● **PROBLEM DETAILS**: Repeat the lines below exactly as they appear, but leave out the images.

● **ENTRIES SUPPLIED**:
____

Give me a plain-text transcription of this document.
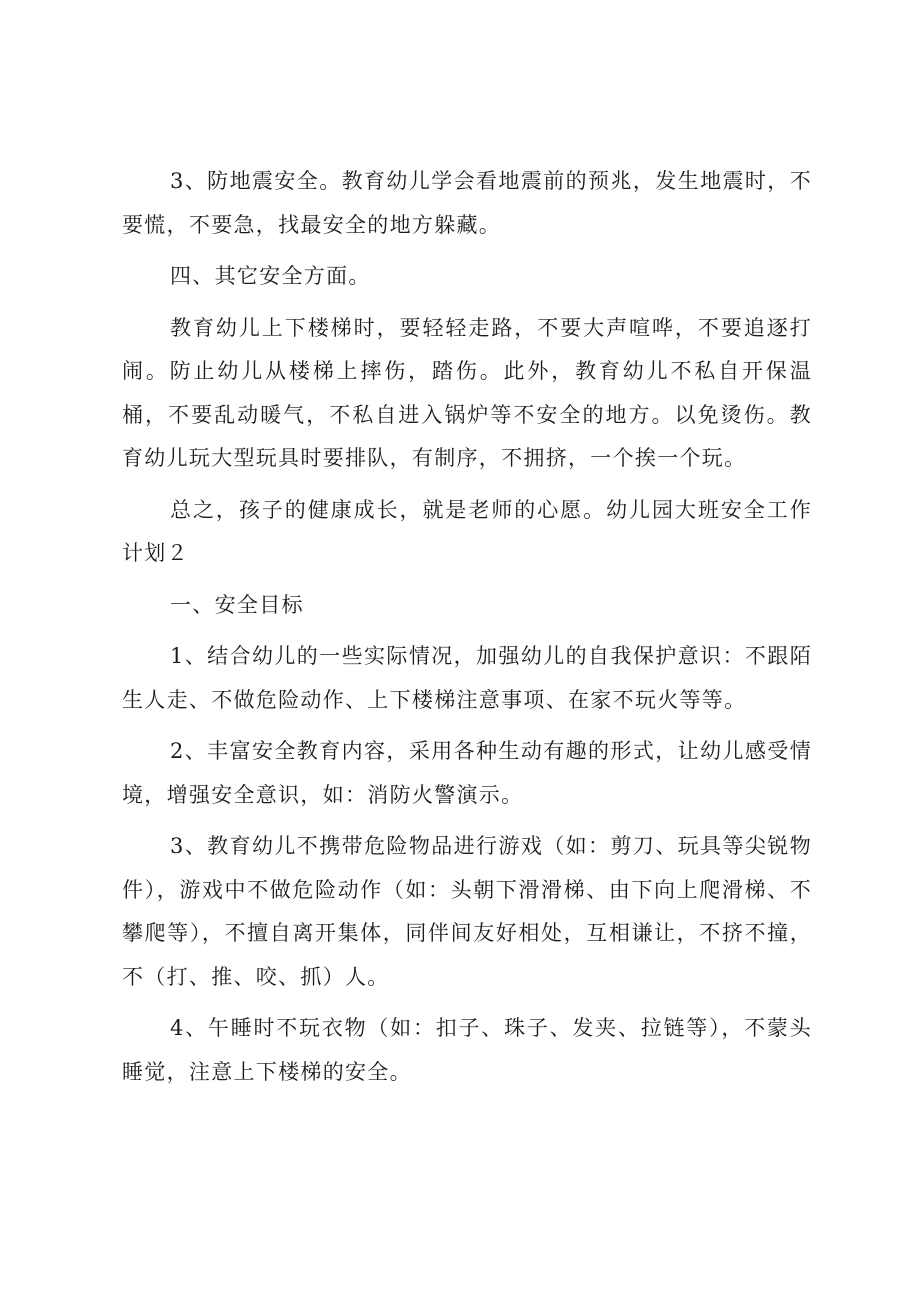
3、防地震安全。教育幼儿学会看地震前的预兆，发生地震时，不要慌，不要急，找最安全的地方躲藏。

四、其它安全方面。

教育幼儿上下楼梯时，要轻轻走路，不要大声喧哗，不要追逐打闹。防止幼儿从楼梯上摔伤，踏伤。此外，教育幼儿不私自开保温桶，不要乱动暖气，不私自进入锅炉等不安全的地方。以免烫伤。教育幼儿玩大型玩具时要排队，有制序，不拥挤，一个挨一个玩。

总之，孩子的健康成长，就是老师的心愿。幼儿园大班安全工作计划２

一、安全目标

1、结合幼儿的一些实际情况，加强幼儿的自我保护意识：不跟陌生人走、不做危险动作、上下楼梯注意事项、在家不玩火等等。

2、丰富安全教育内容，采用各种生动有趣的形式，让幼儿感受情境，增强安全意识，如：消防火警演示。

3、教育幼儿不携带危险物品进行游戏（如：剪刀、玩具等尖锐物件），游戏中不做危险动作（如：头朝下滑滑梯、由下向上爬滑梯、不攀爬等），不擅自离开集体，同伴间友好相处，互相谦让，不挤不撞，不（打、推、咬、抓）人。

4、午睡时不玩衣物（如：扣子、珠子、发夹、拉链等），不蒙头睡觉，注意上下楼梯的安全。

____

● **PROBLEM SOLUTION**:
Give me a plain-text transcription of this document.
3、防地震安全。教育幼儿学会看地震前的预兆，发生地震时，不要慌，不要急，找最安全的地方躲藏。

四、其它安全方面。

教育幼儿上下楼梯时，要轻轻走路，不要大声喧哗，不要追逐打闹。防止幼儿从楼梯上摔伤，踏伤。此外，教育幼儿不私自开保温桶，不要乱动暖气，不私自进入锅炉等不安全的地方。以免烫伤。教育幼儿玩大型玩具时要排队，有制序，不拥挤，一个挨一个玩。

总之，孩子的健康成长，就是老师的心愿。幼儿园大班安全工作计划２

一、安全目标

1、结合幼儿的一些实际情况，加强幼儿的自我保护意识：不跟陌生人走、不做危险动作、上下楼梯注意事项、在家不玩火等等。

2、丰富安全教育内容，采用各种生动有趣的形式，让幼儿感受情境，增强安全意识，如：消防火警演示。

3、教育幼儿不携带危险物品进行游戏（如：剪刀、玩具等尖锐物件），游戏中不做危险动作（如：头朝下滑滑梯、由下向上爬滑梯、不攀爬等），不擅自离开集体，同伴间友好相处，互相谦让，不挤不撞，不（打、推、咬、抓）人。

4、午睡时不玩衣物（如：扣子、珠子、发夹、拉链等），不蒙头睡觉，注意上下楼梯的安全。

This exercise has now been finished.